#### Directions
Look through the lines below and extract each one that contains "label".

[Records from a collection]
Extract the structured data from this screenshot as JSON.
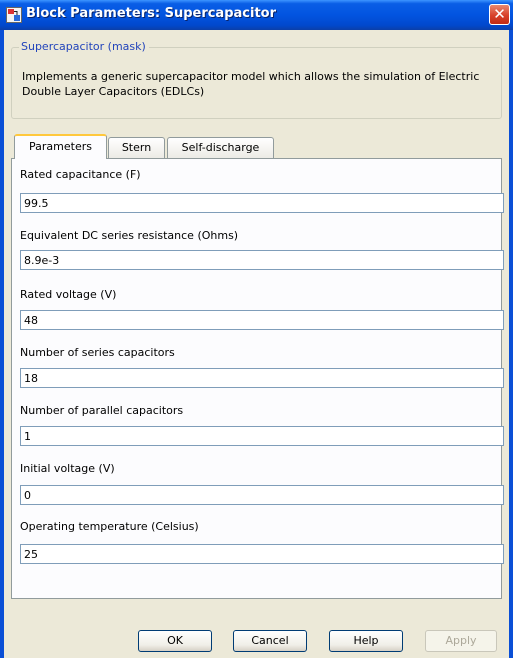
{
  "window": {
    "title": "Block Parameters: Supercapacitor",
    "icon": "simulink-block-icon",
    "close_icon": "close-icon"
  },
  "mask": {
    "legend": "Supercapacitor (mask)",
    "description": "Implements a generic supercapacitor model which allows the simulation of Electric Double Layer Capacitors (EDLCs)"
  },
  "tabs": [
    {
      "label": "Parameters",
      "active": true
    },
    {
      "label": "Stern",
      "active": false
    },
    {
      "label": "Self-discharge",
      "active": false
    }
  ],
  "fields": [
    {
      "label": "Rated capacitance (F)",
      "value": "99.5"
    },
    {
      "label": "Equivalent DC series resistance (Ohms)",
      "value": "8.9e-3"
    },
    {
      "label": "Rated voltage (V)",
      "value": "48"
    },
    {
      "label": "Number of series capacitors",
      "value": "18"
    },
    {
      "label": "Number of parallel capacitors",
      "value": "1"
    },
    {
      "label": "Initial voltage (V)",
      "value": "0"
    },
    {
      "label": "Operating temperature (Celsius)",
      "value": "25"
    }
  ],
  "buttons": {
    "ok": "OK",
    "cancel": "Cancel",
    "help": "Help",
    "apply": "Apply"
  },
  "colors": {
    "titlebar": "#0254e0",
    "dialog_bg": "#ece9d8",
    "legend_text": "#2244bb",
    "active_tab_accent": "#ffc83c"
  }
}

#### Solution for this exercise
      "label": "Parameters",
      "label": "Stern",
      "label": "Self-discharge",
      "label": "Rated capacitance (F)",
      "label": "Equivalent DC series resistance (Ohms)",
      "label": "Rated voltage (V)",
      "label": "Number of series capacitors",
      "label": "Number of parallel capacitors",
      "label": "Initial voltage (V)",
      "label": "Operating temperature (Celsius)",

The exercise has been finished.